* **Source material**:

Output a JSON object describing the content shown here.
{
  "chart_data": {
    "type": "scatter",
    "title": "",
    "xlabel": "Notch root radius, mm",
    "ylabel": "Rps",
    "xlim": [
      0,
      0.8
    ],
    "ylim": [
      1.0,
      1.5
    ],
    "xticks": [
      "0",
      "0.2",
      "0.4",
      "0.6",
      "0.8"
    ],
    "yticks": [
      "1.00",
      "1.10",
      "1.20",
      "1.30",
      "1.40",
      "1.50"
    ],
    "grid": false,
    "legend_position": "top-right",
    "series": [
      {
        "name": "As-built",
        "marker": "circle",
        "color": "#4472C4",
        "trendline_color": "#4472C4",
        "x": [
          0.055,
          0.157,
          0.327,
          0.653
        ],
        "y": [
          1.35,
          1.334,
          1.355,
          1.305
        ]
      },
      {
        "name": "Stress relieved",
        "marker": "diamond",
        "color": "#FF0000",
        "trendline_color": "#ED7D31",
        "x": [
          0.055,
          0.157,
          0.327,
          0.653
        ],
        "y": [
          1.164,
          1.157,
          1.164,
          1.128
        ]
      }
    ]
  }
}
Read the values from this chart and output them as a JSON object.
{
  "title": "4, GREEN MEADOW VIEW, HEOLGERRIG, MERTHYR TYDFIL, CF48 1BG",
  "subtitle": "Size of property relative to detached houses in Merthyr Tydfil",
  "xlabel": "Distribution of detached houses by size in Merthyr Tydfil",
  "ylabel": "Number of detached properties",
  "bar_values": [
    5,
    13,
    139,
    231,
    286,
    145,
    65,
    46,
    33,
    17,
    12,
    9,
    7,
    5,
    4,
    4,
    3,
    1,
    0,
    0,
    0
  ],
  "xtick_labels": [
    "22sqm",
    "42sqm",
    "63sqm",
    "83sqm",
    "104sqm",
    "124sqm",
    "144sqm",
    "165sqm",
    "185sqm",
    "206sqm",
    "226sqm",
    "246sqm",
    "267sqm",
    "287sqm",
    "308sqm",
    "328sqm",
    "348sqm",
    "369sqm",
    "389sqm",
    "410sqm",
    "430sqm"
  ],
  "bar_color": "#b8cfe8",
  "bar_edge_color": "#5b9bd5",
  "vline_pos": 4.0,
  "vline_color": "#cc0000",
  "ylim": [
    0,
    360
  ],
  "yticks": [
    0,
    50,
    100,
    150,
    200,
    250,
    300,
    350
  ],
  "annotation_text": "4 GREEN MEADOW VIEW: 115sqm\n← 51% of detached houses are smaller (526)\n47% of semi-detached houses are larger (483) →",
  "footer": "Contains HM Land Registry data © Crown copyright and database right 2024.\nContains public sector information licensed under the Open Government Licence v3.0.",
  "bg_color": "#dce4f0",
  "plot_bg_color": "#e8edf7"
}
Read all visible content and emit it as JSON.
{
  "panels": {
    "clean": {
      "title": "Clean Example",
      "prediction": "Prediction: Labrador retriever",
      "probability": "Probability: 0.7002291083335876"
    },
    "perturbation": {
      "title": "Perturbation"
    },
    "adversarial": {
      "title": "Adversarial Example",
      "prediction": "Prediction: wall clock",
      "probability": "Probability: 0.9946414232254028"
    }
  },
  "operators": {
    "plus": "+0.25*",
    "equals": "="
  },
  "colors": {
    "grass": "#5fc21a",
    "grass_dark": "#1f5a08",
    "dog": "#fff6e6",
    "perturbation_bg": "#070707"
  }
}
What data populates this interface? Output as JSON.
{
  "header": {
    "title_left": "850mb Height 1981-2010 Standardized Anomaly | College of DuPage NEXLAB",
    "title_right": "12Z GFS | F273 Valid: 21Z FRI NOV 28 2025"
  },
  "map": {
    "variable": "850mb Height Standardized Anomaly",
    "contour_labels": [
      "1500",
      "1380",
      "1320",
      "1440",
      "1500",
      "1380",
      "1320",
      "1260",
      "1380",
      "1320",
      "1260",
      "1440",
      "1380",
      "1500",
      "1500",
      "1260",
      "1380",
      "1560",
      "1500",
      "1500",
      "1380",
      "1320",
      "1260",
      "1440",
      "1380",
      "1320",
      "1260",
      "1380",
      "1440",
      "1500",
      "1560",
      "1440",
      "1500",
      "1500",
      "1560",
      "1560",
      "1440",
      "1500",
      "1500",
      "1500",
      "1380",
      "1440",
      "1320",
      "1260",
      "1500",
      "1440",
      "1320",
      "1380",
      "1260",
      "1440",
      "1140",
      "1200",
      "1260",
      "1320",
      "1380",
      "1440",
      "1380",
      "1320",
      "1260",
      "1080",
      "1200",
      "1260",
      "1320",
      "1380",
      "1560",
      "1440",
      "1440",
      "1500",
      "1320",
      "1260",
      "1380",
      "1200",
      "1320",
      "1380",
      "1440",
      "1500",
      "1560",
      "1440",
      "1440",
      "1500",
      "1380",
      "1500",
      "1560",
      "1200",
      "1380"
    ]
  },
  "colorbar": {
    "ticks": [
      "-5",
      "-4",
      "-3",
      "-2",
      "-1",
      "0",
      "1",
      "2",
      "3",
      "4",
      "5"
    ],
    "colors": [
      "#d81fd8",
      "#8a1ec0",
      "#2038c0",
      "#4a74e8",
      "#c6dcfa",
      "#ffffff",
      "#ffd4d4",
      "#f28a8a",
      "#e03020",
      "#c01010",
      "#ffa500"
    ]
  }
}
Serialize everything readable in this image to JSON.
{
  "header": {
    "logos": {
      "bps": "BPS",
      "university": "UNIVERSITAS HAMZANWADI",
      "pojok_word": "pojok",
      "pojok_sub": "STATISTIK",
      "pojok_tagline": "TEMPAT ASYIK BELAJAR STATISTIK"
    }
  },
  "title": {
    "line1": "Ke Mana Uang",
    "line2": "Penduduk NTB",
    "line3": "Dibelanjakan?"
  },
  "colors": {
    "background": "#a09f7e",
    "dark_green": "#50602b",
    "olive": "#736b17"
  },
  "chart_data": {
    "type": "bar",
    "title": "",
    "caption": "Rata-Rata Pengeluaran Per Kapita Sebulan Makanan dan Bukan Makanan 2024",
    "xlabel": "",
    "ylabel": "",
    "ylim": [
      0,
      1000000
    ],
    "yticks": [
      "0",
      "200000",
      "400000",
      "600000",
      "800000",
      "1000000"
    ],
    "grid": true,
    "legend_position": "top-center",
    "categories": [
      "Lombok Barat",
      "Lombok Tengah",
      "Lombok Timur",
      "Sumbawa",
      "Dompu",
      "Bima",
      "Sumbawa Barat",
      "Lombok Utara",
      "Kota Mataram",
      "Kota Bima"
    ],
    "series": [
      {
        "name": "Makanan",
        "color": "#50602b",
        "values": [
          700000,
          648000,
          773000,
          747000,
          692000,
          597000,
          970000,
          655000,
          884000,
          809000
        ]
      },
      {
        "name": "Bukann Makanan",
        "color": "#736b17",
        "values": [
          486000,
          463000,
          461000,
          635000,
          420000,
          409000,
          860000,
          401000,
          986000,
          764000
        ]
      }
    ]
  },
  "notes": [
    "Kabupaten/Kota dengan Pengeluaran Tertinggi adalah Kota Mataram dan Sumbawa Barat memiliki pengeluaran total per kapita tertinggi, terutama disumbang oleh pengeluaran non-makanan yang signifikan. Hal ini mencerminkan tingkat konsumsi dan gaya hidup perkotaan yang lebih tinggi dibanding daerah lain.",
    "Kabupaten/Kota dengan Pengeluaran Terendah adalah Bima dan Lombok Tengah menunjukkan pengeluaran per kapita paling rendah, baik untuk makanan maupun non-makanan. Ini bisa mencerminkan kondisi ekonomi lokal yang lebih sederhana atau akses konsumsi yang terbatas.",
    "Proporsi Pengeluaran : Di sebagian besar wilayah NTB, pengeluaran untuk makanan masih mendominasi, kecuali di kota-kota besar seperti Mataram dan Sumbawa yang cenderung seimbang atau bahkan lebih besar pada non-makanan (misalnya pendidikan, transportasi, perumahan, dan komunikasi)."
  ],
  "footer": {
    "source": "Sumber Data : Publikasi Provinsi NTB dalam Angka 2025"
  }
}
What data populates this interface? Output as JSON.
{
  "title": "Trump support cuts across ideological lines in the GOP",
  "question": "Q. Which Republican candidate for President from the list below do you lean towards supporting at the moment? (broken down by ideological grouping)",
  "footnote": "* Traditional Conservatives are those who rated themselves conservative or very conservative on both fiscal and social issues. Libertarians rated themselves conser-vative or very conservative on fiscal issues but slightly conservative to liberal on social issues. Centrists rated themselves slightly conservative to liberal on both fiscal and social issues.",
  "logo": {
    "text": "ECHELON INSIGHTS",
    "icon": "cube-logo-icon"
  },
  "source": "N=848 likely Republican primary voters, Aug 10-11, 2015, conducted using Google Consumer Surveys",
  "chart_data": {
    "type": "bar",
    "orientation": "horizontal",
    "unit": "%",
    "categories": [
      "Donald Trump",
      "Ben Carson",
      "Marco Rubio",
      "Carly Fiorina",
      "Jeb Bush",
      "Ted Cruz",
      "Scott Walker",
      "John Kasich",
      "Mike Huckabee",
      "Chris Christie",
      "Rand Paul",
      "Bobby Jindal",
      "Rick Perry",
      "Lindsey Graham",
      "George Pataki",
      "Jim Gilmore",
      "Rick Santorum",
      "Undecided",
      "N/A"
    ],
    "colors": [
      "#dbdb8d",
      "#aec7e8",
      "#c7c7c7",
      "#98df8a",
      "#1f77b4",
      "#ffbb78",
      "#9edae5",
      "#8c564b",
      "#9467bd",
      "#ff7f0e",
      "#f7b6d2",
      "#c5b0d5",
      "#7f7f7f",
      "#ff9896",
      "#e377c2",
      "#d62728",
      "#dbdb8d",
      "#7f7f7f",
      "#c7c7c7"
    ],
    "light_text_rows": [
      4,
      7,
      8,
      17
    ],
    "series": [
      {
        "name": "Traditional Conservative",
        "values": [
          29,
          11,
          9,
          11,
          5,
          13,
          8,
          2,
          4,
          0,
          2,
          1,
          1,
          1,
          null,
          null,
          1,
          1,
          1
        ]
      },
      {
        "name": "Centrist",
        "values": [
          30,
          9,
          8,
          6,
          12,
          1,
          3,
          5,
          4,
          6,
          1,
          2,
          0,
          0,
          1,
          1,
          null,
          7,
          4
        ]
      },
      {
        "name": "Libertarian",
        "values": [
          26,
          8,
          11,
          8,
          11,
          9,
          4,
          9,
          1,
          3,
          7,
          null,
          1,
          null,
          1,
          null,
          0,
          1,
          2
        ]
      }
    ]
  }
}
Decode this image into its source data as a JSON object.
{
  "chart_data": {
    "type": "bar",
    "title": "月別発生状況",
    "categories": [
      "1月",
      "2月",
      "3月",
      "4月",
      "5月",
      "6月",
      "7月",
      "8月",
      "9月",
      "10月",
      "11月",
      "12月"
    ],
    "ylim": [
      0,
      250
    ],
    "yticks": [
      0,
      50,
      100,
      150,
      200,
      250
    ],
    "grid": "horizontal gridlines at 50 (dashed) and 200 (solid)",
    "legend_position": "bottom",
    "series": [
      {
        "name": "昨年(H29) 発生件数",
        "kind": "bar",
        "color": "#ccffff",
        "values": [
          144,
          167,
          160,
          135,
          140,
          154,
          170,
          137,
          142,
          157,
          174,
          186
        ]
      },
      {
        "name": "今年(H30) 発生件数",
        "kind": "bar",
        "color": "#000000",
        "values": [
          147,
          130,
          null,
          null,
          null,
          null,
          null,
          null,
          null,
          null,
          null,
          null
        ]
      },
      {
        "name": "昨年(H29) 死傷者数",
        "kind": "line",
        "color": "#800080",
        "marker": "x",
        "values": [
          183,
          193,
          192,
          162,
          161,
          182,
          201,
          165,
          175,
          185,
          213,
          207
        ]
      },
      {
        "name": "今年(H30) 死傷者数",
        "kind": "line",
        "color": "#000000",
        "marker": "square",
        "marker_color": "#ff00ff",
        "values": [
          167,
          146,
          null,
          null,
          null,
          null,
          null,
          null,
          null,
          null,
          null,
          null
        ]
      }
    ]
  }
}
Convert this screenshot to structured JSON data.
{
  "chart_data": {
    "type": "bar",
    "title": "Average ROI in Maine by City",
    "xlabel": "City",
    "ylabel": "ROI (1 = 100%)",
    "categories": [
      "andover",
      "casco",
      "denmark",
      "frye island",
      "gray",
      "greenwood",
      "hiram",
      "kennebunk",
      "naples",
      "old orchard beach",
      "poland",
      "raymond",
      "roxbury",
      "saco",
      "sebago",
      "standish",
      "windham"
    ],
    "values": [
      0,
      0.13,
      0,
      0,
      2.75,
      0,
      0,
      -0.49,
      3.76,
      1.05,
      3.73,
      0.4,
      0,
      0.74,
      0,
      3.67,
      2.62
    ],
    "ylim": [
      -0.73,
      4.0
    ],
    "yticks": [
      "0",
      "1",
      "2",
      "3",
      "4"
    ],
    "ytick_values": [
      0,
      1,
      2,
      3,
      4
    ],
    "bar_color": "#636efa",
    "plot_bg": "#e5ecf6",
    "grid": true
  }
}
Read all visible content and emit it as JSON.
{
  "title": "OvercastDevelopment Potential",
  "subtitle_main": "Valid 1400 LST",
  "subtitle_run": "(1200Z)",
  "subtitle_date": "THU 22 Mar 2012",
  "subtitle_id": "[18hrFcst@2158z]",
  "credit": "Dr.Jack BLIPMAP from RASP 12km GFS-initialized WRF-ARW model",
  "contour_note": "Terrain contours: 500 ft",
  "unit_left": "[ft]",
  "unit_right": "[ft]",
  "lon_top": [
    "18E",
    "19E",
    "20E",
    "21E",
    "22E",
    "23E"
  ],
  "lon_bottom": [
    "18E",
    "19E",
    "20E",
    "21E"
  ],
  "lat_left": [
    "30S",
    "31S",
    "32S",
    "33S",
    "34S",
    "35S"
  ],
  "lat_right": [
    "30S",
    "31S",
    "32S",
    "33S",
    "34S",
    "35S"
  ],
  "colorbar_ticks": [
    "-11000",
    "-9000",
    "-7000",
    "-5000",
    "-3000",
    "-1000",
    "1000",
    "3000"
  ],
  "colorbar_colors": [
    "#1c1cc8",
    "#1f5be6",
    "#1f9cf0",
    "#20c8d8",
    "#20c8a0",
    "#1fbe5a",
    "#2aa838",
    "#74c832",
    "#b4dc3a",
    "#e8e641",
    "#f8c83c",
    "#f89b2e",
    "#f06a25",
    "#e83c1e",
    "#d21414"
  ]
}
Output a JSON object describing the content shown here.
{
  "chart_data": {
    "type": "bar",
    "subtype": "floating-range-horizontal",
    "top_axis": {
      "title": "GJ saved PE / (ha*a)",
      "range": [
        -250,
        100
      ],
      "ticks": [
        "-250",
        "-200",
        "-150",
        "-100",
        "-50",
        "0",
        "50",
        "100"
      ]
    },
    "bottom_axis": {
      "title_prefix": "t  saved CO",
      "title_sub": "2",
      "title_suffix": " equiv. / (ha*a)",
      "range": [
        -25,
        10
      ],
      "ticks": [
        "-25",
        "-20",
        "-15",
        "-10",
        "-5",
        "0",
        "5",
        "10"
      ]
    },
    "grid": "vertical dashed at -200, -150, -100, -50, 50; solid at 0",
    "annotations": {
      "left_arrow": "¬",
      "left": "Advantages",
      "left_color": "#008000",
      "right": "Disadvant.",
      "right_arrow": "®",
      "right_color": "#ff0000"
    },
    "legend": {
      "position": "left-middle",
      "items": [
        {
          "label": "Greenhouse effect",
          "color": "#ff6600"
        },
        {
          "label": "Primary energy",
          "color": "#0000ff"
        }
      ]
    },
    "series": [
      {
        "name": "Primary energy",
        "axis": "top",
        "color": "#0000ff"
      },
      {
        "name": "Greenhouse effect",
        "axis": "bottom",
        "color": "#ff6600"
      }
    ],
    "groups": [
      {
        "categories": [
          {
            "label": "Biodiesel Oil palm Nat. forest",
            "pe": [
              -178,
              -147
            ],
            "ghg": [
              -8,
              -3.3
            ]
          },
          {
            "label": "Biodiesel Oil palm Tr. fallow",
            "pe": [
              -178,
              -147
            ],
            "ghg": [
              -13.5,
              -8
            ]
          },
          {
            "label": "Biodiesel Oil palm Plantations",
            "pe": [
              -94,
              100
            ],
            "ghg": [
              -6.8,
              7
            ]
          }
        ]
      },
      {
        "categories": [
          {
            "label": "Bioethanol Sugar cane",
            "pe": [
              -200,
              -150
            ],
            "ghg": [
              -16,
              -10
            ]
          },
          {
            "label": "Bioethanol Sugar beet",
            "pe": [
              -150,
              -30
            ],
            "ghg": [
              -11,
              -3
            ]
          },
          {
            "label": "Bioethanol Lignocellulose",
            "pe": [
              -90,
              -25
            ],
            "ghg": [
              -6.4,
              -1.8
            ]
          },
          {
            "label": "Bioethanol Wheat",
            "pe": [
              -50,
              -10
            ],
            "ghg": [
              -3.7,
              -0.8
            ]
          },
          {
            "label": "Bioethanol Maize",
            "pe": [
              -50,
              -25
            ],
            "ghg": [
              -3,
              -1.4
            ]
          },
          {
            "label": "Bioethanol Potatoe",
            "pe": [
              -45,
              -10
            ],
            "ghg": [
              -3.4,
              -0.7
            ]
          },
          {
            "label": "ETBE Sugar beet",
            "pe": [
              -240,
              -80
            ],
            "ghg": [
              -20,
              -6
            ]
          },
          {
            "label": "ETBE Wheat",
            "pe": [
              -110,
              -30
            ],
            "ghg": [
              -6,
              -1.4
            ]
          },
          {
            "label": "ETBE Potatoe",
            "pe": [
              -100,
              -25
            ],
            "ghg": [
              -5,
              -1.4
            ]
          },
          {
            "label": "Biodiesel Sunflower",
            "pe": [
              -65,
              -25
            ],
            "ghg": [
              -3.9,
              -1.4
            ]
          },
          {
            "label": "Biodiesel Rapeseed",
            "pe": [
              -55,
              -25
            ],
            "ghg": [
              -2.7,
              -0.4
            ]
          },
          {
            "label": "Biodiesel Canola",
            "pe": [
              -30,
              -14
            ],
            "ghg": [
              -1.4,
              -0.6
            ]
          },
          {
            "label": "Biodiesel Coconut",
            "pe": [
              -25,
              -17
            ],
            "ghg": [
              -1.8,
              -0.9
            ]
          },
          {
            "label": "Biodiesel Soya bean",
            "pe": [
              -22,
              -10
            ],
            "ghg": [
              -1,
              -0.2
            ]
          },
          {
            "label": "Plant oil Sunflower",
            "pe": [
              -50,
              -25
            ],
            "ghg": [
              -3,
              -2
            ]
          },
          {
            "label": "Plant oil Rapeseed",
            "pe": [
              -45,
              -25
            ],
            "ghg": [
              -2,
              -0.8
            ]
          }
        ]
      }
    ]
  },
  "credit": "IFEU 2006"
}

* **What the exercise asks**:
Check each line of the records for the word "mencerminkan" and extract those that contain it.

* **Response**:
    "Kabupaten/Kota dengan Pengeluaran Tertinggi adalah Kota Mataram dan Sumbawa Barat memiliki pengeluaran total per kapita tertinggi, terutama disumbang oleh pengeluaran non-makanan yang signifikan. Hal ini mencerminkan tingkat konsumsi dan gaya hidup perkotaan yang lebih tinggi dibanding daerah lain.",
    "Kabupaten/Kota dengan Pengeluaran Terendah adalah Bima dan Lombok Tengah menunjukkan pengeluaran per kapita paling rendah, baik untuk makanan maupun non-makanan. Ini bisa mencerminkan kondisi ekonomi lokal yang lebih sederhana atau akses konsumsi yang terbatas.",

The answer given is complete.